#### Material shown:
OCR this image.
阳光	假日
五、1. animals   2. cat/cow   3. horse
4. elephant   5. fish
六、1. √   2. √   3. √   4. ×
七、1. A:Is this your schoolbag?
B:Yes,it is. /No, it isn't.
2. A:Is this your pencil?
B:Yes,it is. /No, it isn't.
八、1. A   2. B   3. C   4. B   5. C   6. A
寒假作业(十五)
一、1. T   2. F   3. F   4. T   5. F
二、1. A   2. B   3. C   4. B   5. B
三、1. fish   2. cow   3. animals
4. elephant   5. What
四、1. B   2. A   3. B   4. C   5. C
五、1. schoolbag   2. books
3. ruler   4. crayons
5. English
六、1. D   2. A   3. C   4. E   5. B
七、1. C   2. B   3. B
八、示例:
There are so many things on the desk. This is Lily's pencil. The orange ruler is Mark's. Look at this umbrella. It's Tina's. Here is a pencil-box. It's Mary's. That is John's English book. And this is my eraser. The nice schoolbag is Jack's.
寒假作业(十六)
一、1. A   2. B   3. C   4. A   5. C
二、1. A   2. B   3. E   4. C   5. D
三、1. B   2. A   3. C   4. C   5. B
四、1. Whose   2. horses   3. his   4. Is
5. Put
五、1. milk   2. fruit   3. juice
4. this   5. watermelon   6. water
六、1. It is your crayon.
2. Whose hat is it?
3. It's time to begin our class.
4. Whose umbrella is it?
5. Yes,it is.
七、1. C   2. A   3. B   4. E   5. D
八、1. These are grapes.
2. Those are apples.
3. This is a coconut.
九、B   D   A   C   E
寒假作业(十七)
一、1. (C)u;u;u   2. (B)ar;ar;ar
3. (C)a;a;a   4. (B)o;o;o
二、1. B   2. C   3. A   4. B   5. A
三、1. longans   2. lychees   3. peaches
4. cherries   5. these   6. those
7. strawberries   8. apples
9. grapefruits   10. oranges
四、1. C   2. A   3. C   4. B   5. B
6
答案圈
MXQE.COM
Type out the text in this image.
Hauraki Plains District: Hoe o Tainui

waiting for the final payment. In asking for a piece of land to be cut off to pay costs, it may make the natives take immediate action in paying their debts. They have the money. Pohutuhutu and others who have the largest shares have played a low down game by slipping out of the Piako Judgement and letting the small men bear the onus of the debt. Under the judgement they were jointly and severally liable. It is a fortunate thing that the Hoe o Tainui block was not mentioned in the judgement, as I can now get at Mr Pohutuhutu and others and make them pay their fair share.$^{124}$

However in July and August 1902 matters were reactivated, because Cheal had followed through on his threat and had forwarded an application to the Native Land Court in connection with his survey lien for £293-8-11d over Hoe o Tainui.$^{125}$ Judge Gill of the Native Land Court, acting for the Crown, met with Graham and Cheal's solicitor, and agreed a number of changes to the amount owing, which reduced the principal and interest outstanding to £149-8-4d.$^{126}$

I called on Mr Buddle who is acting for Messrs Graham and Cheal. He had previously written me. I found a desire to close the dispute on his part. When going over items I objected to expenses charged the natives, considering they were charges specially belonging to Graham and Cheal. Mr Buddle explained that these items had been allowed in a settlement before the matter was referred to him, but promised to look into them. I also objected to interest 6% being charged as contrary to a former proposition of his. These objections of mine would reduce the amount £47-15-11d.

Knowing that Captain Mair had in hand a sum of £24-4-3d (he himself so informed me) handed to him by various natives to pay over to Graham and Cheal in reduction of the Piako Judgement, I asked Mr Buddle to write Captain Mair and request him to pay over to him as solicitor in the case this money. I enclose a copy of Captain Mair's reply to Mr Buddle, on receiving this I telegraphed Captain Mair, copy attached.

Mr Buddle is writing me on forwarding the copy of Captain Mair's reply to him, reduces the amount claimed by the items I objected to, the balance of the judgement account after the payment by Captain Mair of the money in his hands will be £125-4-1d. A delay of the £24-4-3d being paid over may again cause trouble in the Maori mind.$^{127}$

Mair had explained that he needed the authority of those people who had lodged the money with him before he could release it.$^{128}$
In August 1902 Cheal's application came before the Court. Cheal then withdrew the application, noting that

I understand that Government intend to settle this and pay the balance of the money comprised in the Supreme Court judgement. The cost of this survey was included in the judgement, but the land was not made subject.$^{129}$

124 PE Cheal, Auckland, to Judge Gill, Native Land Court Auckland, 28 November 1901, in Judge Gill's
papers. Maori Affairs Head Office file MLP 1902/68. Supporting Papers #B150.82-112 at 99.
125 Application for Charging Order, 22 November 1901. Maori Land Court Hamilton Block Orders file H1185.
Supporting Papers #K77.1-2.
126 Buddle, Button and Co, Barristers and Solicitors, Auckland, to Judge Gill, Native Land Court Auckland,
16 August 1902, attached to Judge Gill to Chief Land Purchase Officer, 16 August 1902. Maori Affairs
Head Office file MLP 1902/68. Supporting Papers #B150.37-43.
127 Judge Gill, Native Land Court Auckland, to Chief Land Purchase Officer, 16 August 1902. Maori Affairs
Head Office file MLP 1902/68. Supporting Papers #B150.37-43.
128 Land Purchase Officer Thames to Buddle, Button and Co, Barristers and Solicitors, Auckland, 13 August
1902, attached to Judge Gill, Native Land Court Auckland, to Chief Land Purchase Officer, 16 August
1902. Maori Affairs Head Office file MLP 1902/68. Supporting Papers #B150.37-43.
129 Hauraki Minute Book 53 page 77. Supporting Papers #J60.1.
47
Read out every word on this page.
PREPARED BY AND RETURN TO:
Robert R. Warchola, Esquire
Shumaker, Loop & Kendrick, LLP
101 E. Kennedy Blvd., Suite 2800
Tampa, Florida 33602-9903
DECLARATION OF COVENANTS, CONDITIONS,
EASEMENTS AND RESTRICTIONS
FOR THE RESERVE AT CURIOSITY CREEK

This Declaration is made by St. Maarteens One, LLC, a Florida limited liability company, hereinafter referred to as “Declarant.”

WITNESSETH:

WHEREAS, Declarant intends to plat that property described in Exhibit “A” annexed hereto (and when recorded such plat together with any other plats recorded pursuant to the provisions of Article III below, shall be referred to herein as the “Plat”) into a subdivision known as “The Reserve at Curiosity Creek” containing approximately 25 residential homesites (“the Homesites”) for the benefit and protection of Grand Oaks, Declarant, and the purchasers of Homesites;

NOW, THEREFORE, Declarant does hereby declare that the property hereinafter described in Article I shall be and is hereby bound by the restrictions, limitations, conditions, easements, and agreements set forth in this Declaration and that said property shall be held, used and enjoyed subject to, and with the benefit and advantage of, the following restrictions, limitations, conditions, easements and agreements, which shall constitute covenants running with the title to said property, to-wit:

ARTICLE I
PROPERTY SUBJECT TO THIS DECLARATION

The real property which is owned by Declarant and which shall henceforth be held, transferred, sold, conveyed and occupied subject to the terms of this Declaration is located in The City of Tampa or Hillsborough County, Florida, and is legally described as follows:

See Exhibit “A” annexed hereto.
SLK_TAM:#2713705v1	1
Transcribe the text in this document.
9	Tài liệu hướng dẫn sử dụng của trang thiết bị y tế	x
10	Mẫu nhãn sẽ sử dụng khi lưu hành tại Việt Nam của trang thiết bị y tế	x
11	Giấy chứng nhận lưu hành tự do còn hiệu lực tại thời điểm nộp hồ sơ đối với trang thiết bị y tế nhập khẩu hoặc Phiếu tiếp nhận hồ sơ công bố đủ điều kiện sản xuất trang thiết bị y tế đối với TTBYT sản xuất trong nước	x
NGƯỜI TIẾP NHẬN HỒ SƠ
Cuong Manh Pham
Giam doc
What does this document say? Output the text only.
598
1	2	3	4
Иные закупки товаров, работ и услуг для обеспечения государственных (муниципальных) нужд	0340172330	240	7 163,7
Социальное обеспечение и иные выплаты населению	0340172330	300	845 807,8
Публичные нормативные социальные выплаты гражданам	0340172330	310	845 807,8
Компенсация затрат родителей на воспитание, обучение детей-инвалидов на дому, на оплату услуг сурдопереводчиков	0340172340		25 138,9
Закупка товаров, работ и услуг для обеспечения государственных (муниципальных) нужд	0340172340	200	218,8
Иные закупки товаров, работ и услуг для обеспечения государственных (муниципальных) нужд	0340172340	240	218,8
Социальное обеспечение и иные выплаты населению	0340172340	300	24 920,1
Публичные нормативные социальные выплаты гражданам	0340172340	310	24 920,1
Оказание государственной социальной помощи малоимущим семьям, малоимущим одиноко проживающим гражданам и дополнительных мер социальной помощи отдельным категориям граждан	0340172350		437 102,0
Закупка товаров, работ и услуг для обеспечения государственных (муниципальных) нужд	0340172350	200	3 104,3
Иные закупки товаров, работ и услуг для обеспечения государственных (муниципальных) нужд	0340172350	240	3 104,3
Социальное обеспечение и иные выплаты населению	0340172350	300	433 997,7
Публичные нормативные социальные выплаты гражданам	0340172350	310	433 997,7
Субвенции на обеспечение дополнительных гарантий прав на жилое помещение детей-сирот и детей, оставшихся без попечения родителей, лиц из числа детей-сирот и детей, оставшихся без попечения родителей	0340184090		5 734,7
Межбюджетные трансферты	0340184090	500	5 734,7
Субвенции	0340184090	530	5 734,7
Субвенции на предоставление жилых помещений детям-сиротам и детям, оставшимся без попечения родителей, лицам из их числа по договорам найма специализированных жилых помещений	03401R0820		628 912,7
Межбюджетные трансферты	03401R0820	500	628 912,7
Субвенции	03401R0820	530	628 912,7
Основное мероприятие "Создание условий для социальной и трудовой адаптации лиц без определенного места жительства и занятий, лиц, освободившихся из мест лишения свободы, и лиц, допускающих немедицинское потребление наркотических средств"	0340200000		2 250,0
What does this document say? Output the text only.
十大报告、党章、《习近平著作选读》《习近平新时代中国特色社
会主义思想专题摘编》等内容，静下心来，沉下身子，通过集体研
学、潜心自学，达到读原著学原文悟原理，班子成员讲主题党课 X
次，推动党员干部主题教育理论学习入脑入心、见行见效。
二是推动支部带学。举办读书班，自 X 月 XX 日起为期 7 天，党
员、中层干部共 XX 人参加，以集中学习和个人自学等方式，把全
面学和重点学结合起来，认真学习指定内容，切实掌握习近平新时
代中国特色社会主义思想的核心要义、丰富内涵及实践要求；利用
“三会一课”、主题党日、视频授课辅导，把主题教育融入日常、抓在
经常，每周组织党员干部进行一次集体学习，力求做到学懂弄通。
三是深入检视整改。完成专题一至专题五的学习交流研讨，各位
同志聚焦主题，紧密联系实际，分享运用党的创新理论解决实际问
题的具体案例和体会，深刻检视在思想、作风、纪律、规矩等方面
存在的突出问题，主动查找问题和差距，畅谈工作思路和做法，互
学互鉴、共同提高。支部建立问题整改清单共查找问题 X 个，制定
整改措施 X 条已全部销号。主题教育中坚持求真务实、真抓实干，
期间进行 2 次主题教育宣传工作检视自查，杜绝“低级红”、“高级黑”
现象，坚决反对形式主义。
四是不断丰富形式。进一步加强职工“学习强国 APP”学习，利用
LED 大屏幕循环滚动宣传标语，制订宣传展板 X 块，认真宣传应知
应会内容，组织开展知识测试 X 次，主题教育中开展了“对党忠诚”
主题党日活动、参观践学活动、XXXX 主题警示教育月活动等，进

#### What the task asks:
Count each line where the string "выплаты" occurs, and write only the number.

#### Problem solution:
6